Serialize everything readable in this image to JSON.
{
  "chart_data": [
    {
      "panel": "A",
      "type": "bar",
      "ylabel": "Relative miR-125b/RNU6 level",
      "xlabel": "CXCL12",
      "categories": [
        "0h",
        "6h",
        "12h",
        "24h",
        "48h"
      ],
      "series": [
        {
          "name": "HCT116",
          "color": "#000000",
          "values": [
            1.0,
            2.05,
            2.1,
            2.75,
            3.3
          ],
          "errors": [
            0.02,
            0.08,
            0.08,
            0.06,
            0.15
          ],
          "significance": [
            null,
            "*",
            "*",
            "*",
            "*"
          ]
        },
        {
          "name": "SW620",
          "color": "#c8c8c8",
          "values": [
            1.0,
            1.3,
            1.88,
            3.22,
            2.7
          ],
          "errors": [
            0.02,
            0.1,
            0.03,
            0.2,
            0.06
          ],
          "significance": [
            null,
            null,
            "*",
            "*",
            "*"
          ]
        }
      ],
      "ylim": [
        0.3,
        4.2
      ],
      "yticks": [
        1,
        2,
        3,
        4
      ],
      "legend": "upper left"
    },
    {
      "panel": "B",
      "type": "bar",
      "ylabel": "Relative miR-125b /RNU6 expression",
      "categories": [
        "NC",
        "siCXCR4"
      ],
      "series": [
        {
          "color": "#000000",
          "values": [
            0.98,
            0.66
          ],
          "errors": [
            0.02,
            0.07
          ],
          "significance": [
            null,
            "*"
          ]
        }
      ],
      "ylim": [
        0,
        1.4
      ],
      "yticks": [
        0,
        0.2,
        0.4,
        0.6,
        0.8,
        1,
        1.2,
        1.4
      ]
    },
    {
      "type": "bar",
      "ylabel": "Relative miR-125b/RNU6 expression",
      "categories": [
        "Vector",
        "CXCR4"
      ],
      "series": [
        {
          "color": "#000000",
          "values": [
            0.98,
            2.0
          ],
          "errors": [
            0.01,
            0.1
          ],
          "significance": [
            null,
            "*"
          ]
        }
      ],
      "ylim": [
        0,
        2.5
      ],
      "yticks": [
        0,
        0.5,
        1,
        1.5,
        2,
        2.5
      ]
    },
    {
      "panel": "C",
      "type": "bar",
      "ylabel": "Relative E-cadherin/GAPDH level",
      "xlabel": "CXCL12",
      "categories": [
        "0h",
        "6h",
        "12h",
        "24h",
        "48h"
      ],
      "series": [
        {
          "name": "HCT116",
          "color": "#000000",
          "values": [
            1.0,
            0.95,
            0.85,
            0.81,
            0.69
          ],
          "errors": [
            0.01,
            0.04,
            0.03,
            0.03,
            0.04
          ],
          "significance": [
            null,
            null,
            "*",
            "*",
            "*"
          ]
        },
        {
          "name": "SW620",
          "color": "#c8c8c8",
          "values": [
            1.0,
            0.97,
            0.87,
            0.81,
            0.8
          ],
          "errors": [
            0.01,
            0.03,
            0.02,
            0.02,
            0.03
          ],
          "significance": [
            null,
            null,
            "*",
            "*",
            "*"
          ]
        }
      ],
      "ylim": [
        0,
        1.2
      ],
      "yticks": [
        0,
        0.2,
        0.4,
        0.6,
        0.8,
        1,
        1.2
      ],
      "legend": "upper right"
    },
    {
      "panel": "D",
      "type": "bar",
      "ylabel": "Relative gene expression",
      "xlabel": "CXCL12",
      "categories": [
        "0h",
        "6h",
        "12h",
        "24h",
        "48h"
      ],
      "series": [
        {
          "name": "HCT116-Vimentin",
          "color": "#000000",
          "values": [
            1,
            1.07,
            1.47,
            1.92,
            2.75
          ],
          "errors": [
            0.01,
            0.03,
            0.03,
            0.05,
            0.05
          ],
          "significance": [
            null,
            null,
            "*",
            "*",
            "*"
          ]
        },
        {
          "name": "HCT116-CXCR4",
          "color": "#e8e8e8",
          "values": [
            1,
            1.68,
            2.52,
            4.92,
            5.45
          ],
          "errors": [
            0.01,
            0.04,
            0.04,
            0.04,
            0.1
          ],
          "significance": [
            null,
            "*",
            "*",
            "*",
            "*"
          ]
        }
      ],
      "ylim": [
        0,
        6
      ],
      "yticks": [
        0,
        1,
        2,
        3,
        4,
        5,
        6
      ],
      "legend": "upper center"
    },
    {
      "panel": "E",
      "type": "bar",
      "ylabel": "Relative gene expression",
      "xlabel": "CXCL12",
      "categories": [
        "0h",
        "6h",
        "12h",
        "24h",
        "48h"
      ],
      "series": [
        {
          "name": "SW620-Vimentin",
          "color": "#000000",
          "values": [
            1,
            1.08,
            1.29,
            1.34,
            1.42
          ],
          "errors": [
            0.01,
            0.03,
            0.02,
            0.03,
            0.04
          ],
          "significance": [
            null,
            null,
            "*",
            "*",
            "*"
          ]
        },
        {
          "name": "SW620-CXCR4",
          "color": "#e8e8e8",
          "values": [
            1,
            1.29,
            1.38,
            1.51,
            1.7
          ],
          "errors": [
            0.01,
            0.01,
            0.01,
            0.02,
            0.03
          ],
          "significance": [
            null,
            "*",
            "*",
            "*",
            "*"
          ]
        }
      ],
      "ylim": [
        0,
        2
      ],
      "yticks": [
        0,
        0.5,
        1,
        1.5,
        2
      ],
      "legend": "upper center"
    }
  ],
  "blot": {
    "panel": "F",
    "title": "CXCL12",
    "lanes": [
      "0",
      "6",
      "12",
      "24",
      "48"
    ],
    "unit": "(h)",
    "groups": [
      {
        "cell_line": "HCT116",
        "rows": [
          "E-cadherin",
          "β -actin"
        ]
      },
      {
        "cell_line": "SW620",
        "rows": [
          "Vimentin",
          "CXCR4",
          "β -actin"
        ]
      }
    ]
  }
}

▬▬▬▬▬▬▬▬▬▬

Your answer should be a single number, the count of lines in the listing that contain "ylabel".

ANSWER TO THE EXERCISE | 6